■ **Aim of the exercise**
Scan the records for "såsom". Report each line that includes it.
╭─ Records for the exercise
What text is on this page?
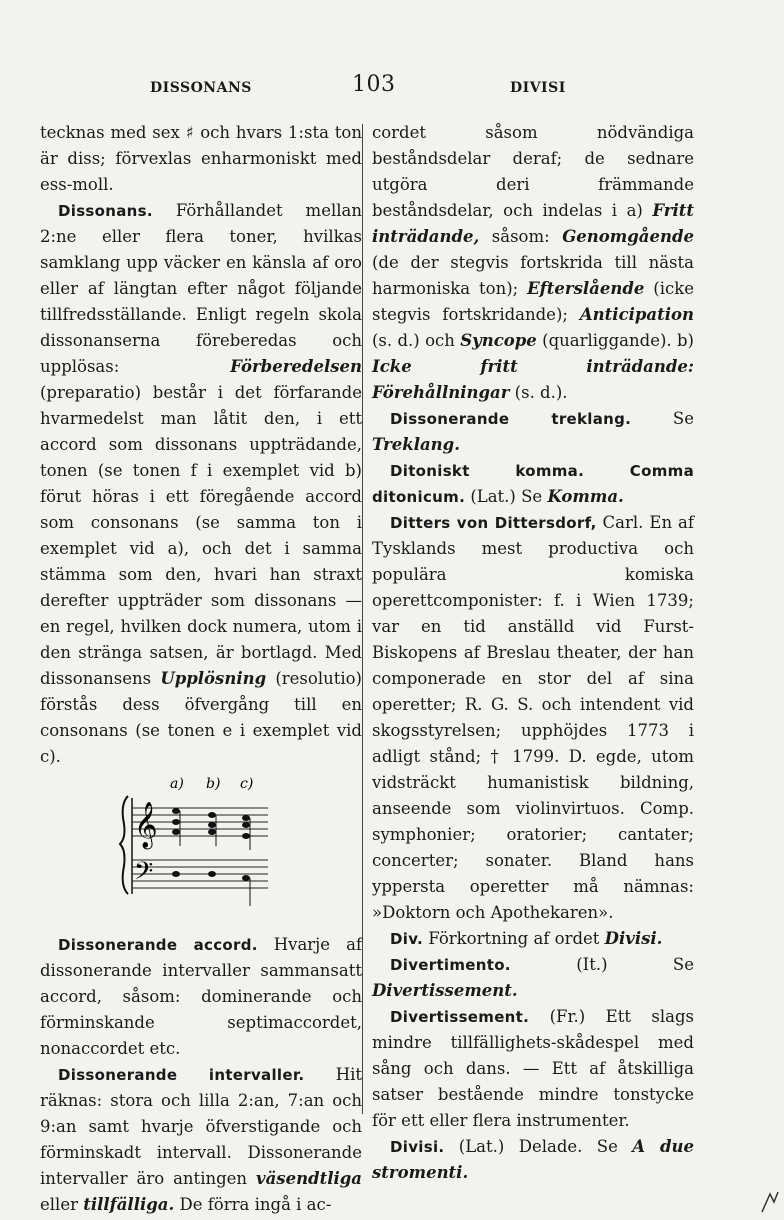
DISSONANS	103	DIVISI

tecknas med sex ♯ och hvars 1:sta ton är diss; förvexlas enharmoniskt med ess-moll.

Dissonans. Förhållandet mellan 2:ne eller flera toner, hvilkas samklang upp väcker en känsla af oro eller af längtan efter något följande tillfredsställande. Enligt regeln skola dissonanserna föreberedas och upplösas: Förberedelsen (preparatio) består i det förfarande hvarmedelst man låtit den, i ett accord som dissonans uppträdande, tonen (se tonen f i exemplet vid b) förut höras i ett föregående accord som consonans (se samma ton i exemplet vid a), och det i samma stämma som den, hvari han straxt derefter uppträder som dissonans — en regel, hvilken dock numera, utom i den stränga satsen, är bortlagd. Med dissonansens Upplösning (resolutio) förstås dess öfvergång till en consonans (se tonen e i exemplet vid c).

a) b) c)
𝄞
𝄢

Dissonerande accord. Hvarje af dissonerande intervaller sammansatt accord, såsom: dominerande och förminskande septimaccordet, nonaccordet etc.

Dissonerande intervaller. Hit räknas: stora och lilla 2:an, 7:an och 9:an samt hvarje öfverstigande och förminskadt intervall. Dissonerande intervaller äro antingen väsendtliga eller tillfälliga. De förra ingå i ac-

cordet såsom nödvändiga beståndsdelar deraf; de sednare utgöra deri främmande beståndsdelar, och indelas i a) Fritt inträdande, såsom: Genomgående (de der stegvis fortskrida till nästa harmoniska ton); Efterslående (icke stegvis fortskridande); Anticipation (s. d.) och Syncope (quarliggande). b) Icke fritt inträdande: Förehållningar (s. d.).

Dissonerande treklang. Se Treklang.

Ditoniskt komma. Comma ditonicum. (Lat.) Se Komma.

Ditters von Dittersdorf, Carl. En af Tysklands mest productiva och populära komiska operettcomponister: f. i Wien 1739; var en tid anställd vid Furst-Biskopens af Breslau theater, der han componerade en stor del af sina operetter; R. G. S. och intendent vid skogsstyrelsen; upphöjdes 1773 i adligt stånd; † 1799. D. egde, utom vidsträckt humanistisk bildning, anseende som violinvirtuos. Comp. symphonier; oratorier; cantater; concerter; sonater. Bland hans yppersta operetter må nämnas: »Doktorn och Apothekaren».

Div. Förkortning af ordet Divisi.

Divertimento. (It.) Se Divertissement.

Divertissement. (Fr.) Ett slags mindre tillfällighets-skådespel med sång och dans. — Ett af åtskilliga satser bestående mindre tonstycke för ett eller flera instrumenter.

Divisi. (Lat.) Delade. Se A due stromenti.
╰─
■ **Answer to the exercise**
Dissonerande accord. Hvarje af dissonerande intervaller sammansatt accord, såsom: dominerande och förminskande septimaccordet, nonaccordet etc.
cordet såsom nödvändiga beståndsdelar deraf; de sednare utgöra deri främmande beståndsdelar, och indelas i a) Fritt inträdande, såsom: Genomgående (de der stegvis fortskrida till nästa harmoniska ton); Efterslående (icke stegvis fortskridande); Anticipation (s. d.) och Syncope (quarliggande). b) Icke fritt inträdande: Förehållningar (s. d.).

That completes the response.